**Exercise brief**
Reproduce the records exactly.

Dataset entries
_ _ _ _ _ _ _
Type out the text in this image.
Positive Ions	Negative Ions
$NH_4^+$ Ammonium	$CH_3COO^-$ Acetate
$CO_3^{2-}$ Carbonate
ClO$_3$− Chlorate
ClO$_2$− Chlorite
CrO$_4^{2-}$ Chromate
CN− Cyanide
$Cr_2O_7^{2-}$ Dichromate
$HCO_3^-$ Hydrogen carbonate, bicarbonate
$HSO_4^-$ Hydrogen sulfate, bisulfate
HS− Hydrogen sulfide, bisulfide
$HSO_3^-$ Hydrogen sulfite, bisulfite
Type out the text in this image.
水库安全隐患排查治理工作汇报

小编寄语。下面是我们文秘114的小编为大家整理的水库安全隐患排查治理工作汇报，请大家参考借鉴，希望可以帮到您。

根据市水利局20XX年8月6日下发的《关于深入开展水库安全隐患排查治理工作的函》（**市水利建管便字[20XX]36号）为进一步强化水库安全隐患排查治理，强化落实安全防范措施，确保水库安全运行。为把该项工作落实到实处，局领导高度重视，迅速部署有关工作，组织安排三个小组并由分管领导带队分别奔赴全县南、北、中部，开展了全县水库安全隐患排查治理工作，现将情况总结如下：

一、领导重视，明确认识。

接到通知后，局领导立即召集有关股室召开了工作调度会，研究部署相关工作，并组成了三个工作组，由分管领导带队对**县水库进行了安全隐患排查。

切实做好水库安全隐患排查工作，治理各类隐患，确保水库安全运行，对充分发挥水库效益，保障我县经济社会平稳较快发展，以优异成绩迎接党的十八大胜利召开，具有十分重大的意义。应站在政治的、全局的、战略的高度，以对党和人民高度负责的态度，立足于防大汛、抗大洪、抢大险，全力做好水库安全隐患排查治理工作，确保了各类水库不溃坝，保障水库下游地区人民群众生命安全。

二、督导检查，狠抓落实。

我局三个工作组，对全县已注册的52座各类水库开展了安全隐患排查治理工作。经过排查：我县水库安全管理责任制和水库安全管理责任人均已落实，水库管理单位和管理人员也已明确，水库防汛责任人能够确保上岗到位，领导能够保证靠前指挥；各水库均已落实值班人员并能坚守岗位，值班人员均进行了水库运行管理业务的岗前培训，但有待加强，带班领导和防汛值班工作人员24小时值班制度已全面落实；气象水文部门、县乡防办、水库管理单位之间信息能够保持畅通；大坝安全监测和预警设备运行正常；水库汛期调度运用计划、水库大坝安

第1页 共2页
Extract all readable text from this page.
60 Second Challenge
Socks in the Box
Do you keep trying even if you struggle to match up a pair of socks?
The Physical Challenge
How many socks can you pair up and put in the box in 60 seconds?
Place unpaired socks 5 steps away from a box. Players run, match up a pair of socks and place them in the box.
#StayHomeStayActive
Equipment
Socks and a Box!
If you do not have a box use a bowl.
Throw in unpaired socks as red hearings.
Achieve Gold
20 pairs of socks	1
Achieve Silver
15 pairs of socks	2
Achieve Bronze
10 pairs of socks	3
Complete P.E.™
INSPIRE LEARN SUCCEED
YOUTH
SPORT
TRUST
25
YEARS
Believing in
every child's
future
_ _ _ _ _ _ _
**Problem solution**
Type out the text in this image.
Positive Ions	Negative Ions
$NH_4^+$ Ammonium	$CH_3COO^-$ Acetate
$CO_3^{2-}$ Carbonate
ClO$_3$− Chlorate
ClO$_2$− Chlorite
CrO$_4^{2-}$ Chromate
CN− Cyanide
$Cr_2O_7^{2-}$ Dichromate
$HCO_3^-$ Hydrogen carbonate, bicarbonate
$HSO_4^-$ Hydrogen sulfate, bisulfate
HS− Hydrogen sulfide, bisulfide
$HSO_3^-$ Hydrogen sulfite, bisulfite
Type out the text in this image.
水库安全隐患排查治理工作汇报

小编寄语。下面是我们文秘114的小编为大家整理的水库安全隐患排查治理工作汇报，请大家参考借鉴，希望可以帮到您。

根据市水利局20XX年8月6日下发的《关于深入开展水库安全隐患排查治理工作的函》（**市水利建管便字[20XX]36号）为进一步强化水库安全隐患排查治理，强化落实安全防范措施，确保水库安全运行。为把该项工作落实到实处，局领导高度重视，迅速部署有关工作，组织安排三个小组并由分管领导带队分别奔赴全县南、北、中部，开展了全县水库安全隐患排查治理工作，现将情况总结如下：

一、领导重视，明确认识。

接到通知后，局领导立即召集有关股室召开了工作调度会，研究部署相关工作，并组成了三个工作组，由分管领导带队对**县水库进行了安全隐患排查。

切实做好水库安全隐患排查工作，治理各类隐患，确保水库安全运行，对充分发挥水库效益，保障我县经济社会平稳较快发展，以优异成绩迎接党的十八大胜利召开，具有十分重大的意义。应站在政治的、全局的、战略的高度，以对党和人民高度负责的态度，立足于防大汛、抗大洪、抢大险，全力做好水库安全隐患排查治理工作，确保了各类水库不溃坝，保障水库下游地区人民群众生命安全。

二、督导检查，狠抓落实。

我局三个工作组，对全县已注册的52座各类水库开展了安全隐患排查治理工作。经过排查：我县水库安全管理责任制和水库安全管理责任人均已落实，水库管理单位和管理人员也已明确，水库防汛责任人能够确保上岗到位，领导能够保证靠前指挥；各水库均已落实值班人员并能坚守岗位，值班人员均进行了水库运行管理业务的岗前培训，但有待加强，带班领导和防汛值班工作人员24小时值班制度已全面落实；气象水文部门、县乡防办、水库管理单位之间信息能够保持畅通；大坝安全监测和预警设备运行正常；水库汛期调度运用计划、水库大坝安

第1页 共2页
Extract all readable text from this page.
60 Second Challenge
Socks in the Box
Do you keep trying even if you struggle to match up a pair of socks?
The Physical Challenge
How many socks can you pair up and put in the box in 60 seconds?
Place unpaired socks 5 steps away from a box. Players run, match up a pair of socks and place them in the box.
#StayHomeStayActive
Equipment
Socks and a Box!
If you do not have a box use a bowl.
Throw in unpaired socks as red hearings.
Achieve Gold
20 pairs of socks	1
Achieve Silver
15 pairs of socks	2
Achieve Bronze
10 pairs of socks	3
Complete P.E.™
INSPIRE LEARN SUCCEED
YOUTH
SPORT
TRUST
25
YEARS
Believing in
every child's
future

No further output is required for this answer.